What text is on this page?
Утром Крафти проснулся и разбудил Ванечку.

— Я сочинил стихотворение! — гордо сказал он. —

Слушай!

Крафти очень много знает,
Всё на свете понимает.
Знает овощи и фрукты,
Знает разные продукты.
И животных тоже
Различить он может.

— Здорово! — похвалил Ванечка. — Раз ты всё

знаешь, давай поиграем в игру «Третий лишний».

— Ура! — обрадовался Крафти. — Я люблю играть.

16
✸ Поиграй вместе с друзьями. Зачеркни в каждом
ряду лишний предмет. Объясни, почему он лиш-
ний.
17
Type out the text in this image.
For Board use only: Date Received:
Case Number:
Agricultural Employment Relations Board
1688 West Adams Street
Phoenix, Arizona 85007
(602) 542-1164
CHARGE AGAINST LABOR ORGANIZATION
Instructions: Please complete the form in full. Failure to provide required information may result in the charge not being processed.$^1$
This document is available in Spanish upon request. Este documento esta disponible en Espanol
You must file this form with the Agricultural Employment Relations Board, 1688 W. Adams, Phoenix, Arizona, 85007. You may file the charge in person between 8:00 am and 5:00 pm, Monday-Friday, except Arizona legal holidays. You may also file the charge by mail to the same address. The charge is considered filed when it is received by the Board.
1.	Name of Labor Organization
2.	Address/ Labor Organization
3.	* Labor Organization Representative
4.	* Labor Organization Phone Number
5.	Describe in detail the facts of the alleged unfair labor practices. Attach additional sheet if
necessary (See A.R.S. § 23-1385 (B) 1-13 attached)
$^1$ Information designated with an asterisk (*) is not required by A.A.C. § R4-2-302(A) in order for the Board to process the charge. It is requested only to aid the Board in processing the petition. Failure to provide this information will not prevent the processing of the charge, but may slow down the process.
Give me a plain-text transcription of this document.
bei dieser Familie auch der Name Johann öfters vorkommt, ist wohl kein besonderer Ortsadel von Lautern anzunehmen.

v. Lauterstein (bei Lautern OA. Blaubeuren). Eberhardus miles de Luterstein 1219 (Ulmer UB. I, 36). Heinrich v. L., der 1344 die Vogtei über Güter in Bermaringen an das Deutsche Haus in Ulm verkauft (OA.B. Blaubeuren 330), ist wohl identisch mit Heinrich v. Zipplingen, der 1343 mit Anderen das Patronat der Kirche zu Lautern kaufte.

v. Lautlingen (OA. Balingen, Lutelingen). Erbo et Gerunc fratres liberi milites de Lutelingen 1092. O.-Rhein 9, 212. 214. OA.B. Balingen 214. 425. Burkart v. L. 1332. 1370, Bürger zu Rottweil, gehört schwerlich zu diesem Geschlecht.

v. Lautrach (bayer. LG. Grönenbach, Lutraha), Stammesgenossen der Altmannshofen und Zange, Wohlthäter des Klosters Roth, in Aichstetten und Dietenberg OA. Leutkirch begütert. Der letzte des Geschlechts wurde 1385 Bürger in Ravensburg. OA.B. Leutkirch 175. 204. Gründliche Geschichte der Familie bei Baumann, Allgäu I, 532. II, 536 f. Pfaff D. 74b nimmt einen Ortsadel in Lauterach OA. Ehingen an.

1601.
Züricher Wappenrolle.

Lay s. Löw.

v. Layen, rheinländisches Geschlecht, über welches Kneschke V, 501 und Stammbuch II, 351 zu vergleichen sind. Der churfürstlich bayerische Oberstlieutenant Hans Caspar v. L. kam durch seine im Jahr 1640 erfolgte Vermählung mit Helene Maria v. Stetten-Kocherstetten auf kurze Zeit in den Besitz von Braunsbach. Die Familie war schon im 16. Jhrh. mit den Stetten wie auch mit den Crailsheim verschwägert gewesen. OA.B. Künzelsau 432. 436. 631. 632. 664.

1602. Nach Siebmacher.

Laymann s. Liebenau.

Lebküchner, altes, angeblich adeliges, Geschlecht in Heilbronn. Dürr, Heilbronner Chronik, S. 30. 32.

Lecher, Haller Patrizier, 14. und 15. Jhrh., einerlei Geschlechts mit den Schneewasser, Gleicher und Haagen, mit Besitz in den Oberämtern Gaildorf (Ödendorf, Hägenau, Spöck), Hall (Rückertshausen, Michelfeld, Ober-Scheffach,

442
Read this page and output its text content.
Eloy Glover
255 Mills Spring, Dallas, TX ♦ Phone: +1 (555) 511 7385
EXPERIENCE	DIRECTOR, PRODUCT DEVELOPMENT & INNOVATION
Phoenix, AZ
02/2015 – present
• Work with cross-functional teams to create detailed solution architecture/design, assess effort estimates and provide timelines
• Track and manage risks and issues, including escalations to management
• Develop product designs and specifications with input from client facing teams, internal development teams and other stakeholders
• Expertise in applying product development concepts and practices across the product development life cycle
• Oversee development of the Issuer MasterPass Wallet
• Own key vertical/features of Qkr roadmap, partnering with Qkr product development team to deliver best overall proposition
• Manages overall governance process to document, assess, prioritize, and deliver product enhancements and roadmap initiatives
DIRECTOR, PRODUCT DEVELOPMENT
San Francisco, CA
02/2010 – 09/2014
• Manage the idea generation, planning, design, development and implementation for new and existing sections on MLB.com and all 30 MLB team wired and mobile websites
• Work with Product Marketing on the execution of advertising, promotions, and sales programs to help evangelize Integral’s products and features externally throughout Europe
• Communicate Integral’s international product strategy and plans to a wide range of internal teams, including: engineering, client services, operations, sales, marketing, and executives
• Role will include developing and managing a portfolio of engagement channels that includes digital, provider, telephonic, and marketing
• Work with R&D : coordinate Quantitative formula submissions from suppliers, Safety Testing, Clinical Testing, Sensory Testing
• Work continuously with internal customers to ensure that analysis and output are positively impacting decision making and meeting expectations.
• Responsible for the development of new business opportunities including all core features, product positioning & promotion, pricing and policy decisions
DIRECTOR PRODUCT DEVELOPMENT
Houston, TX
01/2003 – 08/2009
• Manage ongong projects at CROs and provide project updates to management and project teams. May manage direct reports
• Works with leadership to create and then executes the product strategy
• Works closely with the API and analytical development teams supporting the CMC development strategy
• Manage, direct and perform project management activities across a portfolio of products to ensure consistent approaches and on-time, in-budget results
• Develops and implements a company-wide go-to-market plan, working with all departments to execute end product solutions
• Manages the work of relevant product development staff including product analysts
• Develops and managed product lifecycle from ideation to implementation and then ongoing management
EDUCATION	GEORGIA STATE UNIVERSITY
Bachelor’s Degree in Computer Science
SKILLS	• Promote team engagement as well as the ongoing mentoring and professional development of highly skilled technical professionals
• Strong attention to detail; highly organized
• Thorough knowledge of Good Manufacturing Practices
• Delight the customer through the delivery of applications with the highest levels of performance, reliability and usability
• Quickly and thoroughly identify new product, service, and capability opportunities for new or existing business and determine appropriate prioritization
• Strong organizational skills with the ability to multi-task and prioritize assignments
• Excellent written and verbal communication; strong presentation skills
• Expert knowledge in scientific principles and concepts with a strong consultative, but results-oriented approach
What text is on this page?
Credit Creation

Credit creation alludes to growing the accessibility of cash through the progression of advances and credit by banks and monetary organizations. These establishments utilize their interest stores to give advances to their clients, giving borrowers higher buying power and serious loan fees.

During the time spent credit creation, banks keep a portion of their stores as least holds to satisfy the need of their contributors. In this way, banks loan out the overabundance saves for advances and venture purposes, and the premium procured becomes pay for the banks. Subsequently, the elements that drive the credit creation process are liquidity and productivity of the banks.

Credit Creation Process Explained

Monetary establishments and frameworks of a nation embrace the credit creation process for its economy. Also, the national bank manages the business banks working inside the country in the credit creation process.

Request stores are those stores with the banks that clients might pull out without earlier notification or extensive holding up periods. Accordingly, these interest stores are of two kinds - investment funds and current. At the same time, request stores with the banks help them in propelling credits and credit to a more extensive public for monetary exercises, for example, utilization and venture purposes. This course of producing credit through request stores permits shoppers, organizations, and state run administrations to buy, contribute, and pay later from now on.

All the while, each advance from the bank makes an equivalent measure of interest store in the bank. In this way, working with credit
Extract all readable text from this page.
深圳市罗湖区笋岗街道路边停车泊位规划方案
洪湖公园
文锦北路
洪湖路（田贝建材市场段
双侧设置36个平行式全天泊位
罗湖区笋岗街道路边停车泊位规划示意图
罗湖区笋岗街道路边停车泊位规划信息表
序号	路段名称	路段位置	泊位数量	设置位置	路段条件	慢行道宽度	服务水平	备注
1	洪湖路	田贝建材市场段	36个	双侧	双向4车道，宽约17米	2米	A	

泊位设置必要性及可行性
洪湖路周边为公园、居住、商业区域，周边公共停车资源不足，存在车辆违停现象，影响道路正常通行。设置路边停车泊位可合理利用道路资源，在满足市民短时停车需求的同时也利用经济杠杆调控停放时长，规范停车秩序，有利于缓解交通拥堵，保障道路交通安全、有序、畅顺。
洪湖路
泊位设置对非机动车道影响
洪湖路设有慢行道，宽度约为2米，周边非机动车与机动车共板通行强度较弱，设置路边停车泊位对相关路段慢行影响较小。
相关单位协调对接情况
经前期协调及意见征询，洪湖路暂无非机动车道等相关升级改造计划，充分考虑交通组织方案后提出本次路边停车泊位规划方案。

◇ ◇ ◇

§ **What the exercise asks**
Using the entries above, return each line that includes the word "only".

§ **Result of the exercise**
For Board use only: Date Received:
$^1$ Information designated with an asterisk (*) is not required by A.A.C. § R4-2-302(A) in order for the Board to process the charge. It is requested only to aid the Board in processing the petition. Failure to provide this information will not prevent the processing of the charge, but may slow down the process.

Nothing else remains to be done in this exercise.